- [Selected excerpt]
______________________________

I have read and heard this too. I read a Tai Chi magazine talking about this. And one of the major points was that it works on their students. This is just something I read. This may lead to the understanding of where that statement comes from:

From the article Mr. Yap posted about Henry Wang's no touch, "If we, as his students, choose to be insensitive and not respond to Master Wang’s energy, it is possible to resist it. But there is no point in such an attitude. The purpose of tai chi for us is to increase our body awareness and sensitivity, develop chi energy, and to improve our health."

Then we have to understand exactly what "projected energy" means from the Chinese Internal Martial Arts. "Projected energy" say is a translation of Jing. Jing has many forms or categories such as Tzeh Jing translated in many ways. One translation is Adopting power. Whereas, others are "taking," "borrowing" and all the related Thesaurus entires dependent how the Chinese word is initially translated. Point being it's confusing to know what information is being communicated by the phrase "Projected energy."

______________________________

Rows from a dataset
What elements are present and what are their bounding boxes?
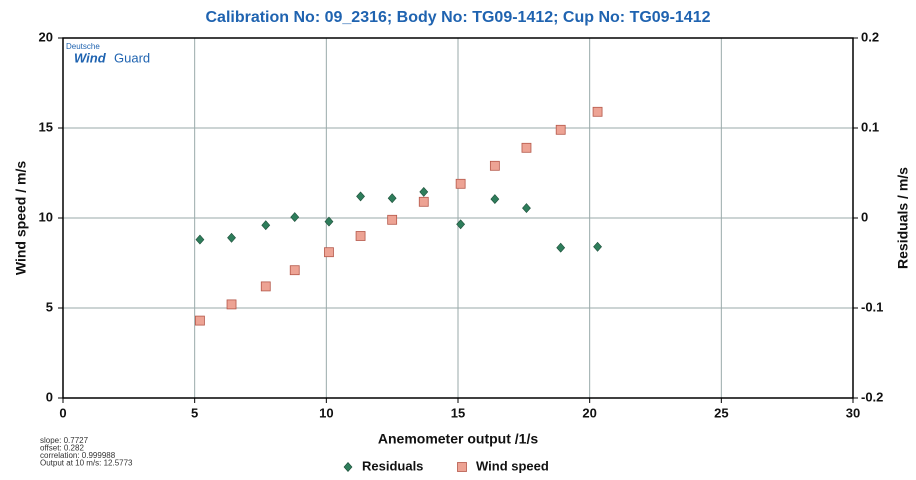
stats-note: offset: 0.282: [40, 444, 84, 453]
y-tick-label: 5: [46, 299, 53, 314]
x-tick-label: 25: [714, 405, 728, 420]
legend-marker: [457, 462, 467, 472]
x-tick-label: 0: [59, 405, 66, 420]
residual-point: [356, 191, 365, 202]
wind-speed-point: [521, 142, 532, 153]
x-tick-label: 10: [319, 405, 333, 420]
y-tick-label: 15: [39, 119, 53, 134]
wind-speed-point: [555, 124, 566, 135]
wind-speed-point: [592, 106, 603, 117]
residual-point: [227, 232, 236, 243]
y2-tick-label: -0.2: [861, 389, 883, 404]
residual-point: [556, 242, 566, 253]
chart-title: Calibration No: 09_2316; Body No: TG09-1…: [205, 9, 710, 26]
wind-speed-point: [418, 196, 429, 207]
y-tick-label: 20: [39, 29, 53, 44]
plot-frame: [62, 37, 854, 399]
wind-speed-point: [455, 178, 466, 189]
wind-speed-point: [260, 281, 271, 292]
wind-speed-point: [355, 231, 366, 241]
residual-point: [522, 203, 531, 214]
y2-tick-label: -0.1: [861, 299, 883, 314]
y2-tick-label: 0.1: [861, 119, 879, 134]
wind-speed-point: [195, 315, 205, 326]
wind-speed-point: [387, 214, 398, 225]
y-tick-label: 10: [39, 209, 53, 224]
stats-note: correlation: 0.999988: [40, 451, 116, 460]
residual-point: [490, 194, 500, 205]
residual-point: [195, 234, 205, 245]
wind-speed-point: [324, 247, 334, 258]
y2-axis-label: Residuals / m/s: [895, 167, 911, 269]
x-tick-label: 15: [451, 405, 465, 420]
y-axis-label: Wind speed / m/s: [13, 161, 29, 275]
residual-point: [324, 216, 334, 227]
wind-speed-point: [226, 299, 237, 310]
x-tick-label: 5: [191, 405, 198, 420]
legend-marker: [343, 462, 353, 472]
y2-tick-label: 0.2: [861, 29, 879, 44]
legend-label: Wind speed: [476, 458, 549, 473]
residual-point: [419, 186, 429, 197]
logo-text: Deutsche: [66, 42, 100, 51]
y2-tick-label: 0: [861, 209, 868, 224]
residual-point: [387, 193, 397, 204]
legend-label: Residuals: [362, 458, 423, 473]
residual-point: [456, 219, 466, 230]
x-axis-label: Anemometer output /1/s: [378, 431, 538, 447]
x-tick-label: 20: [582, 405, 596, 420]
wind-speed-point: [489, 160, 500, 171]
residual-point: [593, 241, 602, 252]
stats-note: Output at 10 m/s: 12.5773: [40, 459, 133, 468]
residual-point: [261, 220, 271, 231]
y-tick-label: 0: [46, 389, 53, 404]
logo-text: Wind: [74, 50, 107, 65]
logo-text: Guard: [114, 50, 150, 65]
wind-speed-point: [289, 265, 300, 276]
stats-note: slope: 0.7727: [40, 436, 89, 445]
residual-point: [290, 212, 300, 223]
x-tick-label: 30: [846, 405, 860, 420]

______________________________

- [Direction 1] Repeat the passage about projected energy in tai chi word for word.
- [Direction 2] Reproduce only the stretch of the entries from the line containing "stats-note: offset: 0.282: [40, 444, 84, 453]" through the line containing "x-tick-label: 10: [319, 405, 333, 420]", including both of those lines.

- [Written solution 1]
I have read and heard this too. I read a Tai Chi magazine talking about this. And one of the major points was that it works on their students. This is just something I read. This may lead to the understanding of where that statement comes from:

From the article Mr. Yap posted about Henry Wang's no touch, "If we, as his students, choose to be insensitive and not respond to Master Wang’s energy, it is possible to resist it. But there is no point in such an attitude. The purpose of tai chi for us is to increase our body awareness and sensitivity, develop chi energy, and to improve our health."

Then we have to understand exactly what "projected energy" means from the Chinese Internal Martial Arts. "Projected energy" say is a translation of Jing. Jing has many forms or categories such as Tzeh Jing translated in many ways. One translation is Adopting power. Whereas, others are "taking," "borrowing" and all the related Thesaurus entires dependent how the Chinese word is initially translated. Point being it's confusing to know what information is being communicated by the phrase "Projected energy."

- [Written solution 2]
stats-note: offset: 0.282: [40, 444, 84, 453]
y-tick-label: 5: [46, 299, 53, 314]
x-tick-label: 25: [714, 405, 728, 420]
legend-marker: [457, 462, 467, 472]
x-tick-label: 0: [59, 405, 66, 420]
residual-point: [356, 191, 365, 202]
wind-speed-point: [521, 142, 532, 153]
x-tick-label: 10: [319, 405, 333, 420]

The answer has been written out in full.